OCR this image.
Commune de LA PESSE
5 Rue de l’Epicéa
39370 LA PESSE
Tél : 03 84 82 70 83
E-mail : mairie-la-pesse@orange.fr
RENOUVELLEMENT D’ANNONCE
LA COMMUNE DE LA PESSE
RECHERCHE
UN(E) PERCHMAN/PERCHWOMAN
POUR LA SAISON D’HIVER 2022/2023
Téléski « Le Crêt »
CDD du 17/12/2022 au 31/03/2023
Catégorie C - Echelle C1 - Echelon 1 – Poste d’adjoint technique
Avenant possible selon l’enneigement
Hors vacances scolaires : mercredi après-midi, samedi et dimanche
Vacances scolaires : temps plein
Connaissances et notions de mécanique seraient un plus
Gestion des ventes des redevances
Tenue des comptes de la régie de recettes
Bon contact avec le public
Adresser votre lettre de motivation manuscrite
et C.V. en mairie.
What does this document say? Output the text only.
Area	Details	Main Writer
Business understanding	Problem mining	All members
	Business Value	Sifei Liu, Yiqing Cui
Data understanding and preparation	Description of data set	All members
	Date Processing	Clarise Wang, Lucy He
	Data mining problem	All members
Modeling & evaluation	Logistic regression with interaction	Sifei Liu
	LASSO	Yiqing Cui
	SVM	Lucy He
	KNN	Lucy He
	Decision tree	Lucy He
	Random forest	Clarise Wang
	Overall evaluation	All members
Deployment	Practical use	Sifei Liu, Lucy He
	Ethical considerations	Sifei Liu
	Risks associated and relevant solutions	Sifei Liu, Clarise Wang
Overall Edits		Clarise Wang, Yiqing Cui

══════════

◆ Exercise details ◆
Repeat the data in its entirety, character for character.

◆ Answer in full ◆
OCR this image.
Commune de LA PESSE
5 Rue de l’Epicéa
39370 LA PESSE
Tél : 03 84 82 70 83
E-mail : mairie-la-pesse@orange.fr
RENOUVELLEMENT D’ANNONCE
LA COMMUNE DE LA PESSE
RECHERCHE
UN(E) PERCHMAN/PERCHWOMAN
POUR LA SAISON D’HIVER 2022/2023
Téléski « Le Crêt »
CDD du 17/12/2022 au 31/03/2023
Catégorie C - Echelle C1 - Echelon 1 – Poste d’adjoint technique
Avenant possible selon l’enneigement
Hors vacances scolaires : mercredi après-midi, samedi et dimanche
Vacances scolaires : temps plein
Connaissances et notions de mécanique seraient un plus
Gestion des ventes des redevances
Tenue des comptes de la régie de recettes
Bon contact avec le public
Adresser votre lettre de motivation manuscrite
et C.V. en mairie.
What does this document say? Output the text only.
Area	Details	Main Writer
Business understanding	Problem mining	All members
	Business Value	Sifei Liu, Yiqing Cui
Data understanding and preparation	Description of data set	All members
	Date Processing	Clarise Wang, Lucy He
	Data mining problem	All members
Modeling & evaluation	Logistic regression with interaction	Sifei Liu
	LASSO	Yiqing Cui
	SVM	Lucy He
	KNN	Lucy He
	Decision tree	Lucy He
	Random forest	Clarise Wang
	Overall evaluation	All members
Deployment	Practical use	Sifei Liu, Lucy He
	Ethical considerations	Sifei Liu
	Risks associated and relevant solutions	Sifei Liu, Clarise Wang
Overall Edits		Clarise Wang, Yiqing Cui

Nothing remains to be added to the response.